[Exercise]: In the listing below, locate the lines bearing the word "Leaf". Copy every one of them.

(begin)

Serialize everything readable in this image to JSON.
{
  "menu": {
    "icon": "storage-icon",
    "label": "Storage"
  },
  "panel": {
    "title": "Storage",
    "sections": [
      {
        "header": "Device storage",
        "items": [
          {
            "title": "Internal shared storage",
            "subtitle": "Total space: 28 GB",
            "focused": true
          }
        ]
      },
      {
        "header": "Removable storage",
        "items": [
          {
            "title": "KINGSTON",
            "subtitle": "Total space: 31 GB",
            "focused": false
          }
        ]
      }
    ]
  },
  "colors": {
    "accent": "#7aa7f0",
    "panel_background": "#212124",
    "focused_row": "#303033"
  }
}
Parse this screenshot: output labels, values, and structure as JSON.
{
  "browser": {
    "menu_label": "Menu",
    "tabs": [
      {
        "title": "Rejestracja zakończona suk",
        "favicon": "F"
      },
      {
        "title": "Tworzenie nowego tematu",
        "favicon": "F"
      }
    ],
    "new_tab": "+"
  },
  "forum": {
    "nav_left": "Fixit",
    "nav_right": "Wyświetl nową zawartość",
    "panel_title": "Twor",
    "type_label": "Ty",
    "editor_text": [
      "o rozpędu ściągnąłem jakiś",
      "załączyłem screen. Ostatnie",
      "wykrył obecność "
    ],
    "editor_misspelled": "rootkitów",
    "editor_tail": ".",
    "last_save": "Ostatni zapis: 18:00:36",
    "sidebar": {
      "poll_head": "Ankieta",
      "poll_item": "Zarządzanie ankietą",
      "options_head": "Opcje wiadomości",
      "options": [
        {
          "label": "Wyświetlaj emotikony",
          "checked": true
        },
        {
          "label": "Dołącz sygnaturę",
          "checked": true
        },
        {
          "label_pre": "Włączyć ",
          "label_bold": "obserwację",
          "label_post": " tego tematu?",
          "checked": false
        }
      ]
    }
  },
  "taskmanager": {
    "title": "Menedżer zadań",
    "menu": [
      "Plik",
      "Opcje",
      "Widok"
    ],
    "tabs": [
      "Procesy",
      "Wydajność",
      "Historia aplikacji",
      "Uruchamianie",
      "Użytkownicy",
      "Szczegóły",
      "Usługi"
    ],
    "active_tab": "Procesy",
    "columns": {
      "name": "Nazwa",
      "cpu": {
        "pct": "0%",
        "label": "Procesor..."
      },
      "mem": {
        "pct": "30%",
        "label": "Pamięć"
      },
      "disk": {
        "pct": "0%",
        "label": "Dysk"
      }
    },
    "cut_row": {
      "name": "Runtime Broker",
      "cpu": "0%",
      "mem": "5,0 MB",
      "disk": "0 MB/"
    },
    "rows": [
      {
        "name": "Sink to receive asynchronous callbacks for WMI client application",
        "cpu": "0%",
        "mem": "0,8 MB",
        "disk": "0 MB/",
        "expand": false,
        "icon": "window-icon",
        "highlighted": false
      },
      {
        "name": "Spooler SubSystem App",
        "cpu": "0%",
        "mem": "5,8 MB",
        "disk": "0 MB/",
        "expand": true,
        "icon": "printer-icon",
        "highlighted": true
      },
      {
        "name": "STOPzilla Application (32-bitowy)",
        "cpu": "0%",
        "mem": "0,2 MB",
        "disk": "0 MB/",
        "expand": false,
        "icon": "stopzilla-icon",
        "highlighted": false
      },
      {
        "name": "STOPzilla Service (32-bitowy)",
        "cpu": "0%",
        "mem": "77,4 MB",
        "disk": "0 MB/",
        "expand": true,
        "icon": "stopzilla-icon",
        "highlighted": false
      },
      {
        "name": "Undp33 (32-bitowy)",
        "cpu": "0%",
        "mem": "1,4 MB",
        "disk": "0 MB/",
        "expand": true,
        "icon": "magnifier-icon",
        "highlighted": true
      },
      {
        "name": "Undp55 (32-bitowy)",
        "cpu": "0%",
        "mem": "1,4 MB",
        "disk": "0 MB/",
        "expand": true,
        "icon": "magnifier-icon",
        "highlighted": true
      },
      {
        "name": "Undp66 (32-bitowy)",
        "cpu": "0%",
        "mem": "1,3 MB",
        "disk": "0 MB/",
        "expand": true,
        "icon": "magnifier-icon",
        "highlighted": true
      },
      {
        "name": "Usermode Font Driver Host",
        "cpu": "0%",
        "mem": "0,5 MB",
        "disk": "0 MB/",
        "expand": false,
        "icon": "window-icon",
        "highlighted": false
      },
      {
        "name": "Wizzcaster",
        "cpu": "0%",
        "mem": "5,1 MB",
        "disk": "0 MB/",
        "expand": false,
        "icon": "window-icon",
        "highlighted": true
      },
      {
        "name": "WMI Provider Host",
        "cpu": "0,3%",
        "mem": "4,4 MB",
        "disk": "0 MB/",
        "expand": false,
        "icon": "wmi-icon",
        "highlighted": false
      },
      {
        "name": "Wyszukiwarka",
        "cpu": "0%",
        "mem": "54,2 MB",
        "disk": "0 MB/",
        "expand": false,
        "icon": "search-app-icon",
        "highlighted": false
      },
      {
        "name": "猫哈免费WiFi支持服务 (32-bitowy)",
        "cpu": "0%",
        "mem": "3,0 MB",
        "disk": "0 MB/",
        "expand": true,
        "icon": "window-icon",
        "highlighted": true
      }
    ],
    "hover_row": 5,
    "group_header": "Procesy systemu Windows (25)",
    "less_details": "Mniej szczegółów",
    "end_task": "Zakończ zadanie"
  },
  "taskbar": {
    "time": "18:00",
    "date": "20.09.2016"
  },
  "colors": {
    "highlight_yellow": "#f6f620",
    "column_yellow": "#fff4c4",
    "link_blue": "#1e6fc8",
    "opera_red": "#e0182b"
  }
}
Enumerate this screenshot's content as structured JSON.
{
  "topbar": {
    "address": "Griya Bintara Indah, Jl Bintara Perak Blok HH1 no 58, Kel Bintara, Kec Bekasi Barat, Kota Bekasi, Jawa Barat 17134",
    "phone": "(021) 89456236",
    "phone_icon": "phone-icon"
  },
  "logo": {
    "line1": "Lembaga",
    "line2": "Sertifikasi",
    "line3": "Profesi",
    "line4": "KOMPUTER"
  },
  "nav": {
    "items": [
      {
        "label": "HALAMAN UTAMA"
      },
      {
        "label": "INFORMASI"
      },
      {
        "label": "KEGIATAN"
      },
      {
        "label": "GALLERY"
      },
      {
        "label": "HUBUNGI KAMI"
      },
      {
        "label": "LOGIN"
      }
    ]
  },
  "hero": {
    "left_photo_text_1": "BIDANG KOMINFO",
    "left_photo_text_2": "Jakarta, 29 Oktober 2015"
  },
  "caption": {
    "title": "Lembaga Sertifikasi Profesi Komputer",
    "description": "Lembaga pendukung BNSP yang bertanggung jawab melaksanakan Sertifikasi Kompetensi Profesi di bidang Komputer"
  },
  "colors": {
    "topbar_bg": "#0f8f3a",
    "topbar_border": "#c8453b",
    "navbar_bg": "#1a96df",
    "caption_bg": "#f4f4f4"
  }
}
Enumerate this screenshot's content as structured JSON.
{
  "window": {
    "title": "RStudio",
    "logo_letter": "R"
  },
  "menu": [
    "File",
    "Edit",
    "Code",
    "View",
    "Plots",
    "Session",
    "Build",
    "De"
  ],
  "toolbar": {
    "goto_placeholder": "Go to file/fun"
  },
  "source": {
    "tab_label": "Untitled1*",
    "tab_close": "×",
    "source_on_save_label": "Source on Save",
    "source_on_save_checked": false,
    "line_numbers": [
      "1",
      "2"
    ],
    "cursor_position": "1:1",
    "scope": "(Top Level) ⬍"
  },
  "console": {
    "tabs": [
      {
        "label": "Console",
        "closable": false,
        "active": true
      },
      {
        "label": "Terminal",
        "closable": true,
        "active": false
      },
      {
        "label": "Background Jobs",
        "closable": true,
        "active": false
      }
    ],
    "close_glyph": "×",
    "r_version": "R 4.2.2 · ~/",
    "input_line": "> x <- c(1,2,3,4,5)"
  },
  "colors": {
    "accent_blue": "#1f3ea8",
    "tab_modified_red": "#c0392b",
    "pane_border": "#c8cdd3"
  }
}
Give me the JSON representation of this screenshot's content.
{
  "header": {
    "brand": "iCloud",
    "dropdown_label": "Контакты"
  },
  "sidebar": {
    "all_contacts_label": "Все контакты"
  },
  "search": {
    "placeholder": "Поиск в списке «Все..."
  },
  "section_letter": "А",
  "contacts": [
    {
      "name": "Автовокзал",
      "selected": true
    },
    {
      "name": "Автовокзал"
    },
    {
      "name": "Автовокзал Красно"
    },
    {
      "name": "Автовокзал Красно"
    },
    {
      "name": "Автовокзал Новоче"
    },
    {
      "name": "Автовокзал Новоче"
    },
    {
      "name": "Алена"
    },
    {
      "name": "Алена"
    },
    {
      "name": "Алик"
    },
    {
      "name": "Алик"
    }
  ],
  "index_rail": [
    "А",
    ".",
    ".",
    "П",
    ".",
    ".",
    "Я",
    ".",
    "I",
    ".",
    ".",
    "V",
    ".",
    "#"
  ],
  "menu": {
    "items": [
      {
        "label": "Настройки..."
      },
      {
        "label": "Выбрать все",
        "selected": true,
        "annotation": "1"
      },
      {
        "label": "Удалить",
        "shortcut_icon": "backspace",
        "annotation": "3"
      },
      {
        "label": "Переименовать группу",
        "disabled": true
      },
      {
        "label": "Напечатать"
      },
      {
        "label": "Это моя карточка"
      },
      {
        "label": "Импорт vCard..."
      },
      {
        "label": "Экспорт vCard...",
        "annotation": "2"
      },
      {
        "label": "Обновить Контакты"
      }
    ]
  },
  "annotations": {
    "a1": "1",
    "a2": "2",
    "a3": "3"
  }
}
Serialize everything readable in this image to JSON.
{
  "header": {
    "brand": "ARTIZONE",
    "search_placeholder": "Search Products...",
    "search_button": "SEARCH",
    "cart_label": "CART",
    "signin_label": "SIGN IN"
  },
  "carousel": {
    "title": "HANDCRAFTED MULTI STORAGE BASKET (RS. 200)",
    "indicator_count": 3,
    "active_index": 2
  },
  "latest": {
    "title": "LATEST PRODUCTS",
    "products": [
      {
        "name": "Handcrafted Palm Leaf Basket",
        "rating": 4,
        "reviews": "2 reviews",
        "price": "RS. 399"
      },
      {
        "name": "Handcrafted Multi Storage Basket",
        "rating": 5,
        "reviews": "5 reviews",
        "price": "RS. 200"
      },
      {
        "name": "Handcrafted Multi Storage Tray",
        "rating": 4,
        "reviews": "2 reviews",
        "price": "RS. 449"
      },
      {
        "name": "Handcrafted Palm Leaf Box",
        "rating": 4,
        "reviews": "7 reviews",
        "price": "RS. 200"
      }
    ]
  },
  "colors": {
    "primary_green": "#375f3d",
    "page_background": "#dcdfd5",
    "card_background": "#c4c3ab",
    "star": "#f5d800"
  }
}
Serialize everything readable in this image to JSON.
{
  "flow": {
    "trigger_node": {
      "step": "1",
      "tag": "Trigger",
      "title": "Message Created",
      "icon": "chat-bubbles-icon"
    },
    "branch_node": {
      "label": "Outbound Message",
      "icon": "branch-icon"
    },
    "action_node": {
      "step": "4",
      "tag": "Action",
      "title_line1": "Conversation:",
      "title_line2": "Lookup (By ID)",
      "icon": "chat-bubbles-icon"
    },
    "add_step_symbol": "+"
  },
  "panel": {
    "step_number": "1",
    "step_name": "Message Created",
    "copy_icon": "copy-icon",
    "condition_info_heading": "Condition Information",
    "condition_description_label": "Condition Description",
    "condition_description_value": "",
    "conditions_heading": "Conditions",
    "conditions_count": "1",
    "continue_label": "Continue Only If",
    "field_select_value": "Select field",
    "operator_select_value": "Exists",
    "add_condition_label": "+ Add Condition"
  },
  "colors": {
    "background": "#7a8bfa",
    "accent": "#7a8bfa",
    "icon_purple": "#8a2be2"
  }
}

(end)

[Output of the exercise]:
        "name": "Handcrafted Palm Leaf Basket",
        "name": "Handcrafted Palm Leaf Box",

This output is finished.